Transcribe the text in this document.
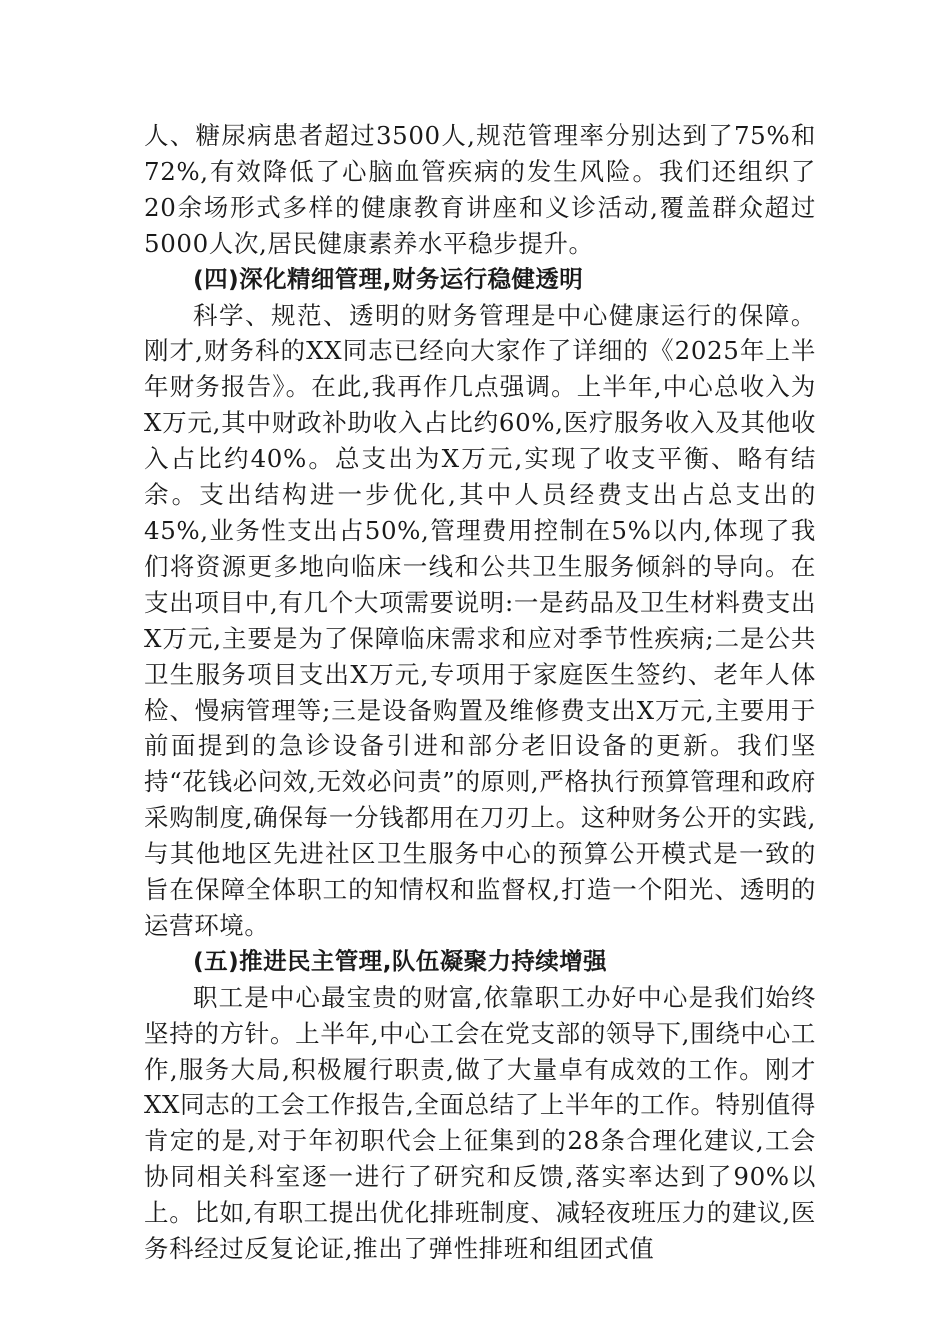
人、糖尿病患者超过3500人,规范管理率分别达到了75%和72%,有效降低了心脑血管疾病的发生风险。我们还组织了20余场形式多样的健康教育讲座和义诊活动,覆盖群众超过5000人次,居民健康素养水平稳步提升。

(四)深化精细管理,财务运行稳健透明

科学、规范、透明的财务管理是中心健康运行的保障。刚才,财务科的XX同志已经向大家作了详细的《2025年上半年财务报告》。在此,我再作几点强调。上半年,中心总收入为X万元,其中财政补助收入占比约60%,医疗服务收入及其他收入占比约40%。总支出为X万元,实现了收支平衡、略有结余。支出结构进一步优化,其中人员经费支出占总支出的45%,业务性支出占50%,管理费用控制在5%以内,体现了我们将资源更多地向临床一线和公共卫生服务倾斜的导向。在支出项目中,有几个大项需要说明:一是药品及卫生材料费支出X万元,主要是为了保障临床需求和应对季节性疾病;二是公共卫生服务项目支出X万元,专项用于家庭医生签约、老年人体检、慢病管理等;三是设备购置及维修费支出X万元,主要用于前面提到的急诊设备引进和部分老旧设备的更新。我们坚持“花钱必问效,无效必问责”的原则,严格执行预算管理和政府采购制度,确保每一分钱都用在刀刃上。这种财务公开的实践,与其他地区先进社区卫生服务中心的预算公开模式是一致的旨在保障全体职工的知情权和监督权,打造一个阳光、透明的运营环境。

(五)推进民主管理,队伍凝聚力持续增强

职工是中心最宝贵的财富,依靠职工办好中心是我们始终坚持的方针。上半年,中心工会在党支部的领导下,围绕中心工作,服务大局,积极履行职责,做了大量卓有成效的工作。刚才XX同志的工会工作报告,全面总结了上半年的工作。特别值得肯定的是,对于年初职代会上征集到的28条合理化建议,工会协同相关科室逐一进行了研究和反馈,落实率达到了90%以上。比如,有职工提出优化排班制度、减轻夜班压力的建议,医务科经过反复论证,推出了弹性排班和组团式值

Stated goal -> From the entries above, output every line exactly and omit any image.

Result of the exercise ->
Transcribe the text in this document.
人、糖尿病患者超过3500人,规范管理率分别达到了75%和72%,有效降低了心脑血管疾病的发生风险。我们还组织了20余场形式多样的健康教育讲座和义诊活动,覆盖群众超过5000人次,居民健康素养水平稳步提升。

(四)深化精细管理,财务运行稳健透明

科学、规范、透明的财务管理是中心健康运行的保障。刚才,财务科的XX同志已经向大家作了详细的《2025年上半年财务报告》。在此,我再作几点强调。上半年,中心总收入为X万元,其中财政补助收入占比约60%,医疗服务收入及其他收入占比约40%。总支出为X万元,实现了收支平衡、略有结余。支出结构进一步优化,其中人员经费支出占总支出的45%,业务性支出占50%,管理费用控制在5%以内,体现了我们将资源更多地向临床一线和公共卫生服务倾斜的导向。在支出项目中,有几个大项需要说明:一是药品及卫生材料费支出X万元,主要是为了保障临床需求和应对季节性疾病;二是公共卫生服务项目支出X万元,专项用于家庭医生签约、老年人体检、慢病管理等;三是设备购置及维修费支出X万元,主要用于前面提到的急诊设备引进和部分老旧设备的更新。我们坚持“花钱必问效,无效必问责”的原则,严格执行预算管理和政府采购制度,确保每一分钱都用在刀刃上。这种财务公开的实践,与其他地区先进社区卫生服务中心的预算公开模式是一致的旨在保障全体职工的知情权和监督权,打造一个阳光、透明的运营环境。

(五)推进民主管理,队伍凝聚力持续增强

职工是中心最宝贵的财富,依靠职工办好中心是我们始终坚持的方针。上半年,中心工会在党支部的领导下,围绕中心工作,服务大局,积极履行职责,做了大量卓有成效的工作。刚才XX同志的工会工作报告,全面总结了上半年的工作。特别值得肯定的是,对于年初职代会上征集到的28条合理化建议,工会协同相关科室逐一进行了研究和反馈,落实率达到了90%以上。比如,有职工提出优化排班制度、减轻夜班压力的建议,医务科经过反复论证,推出了弹性排班和组团式值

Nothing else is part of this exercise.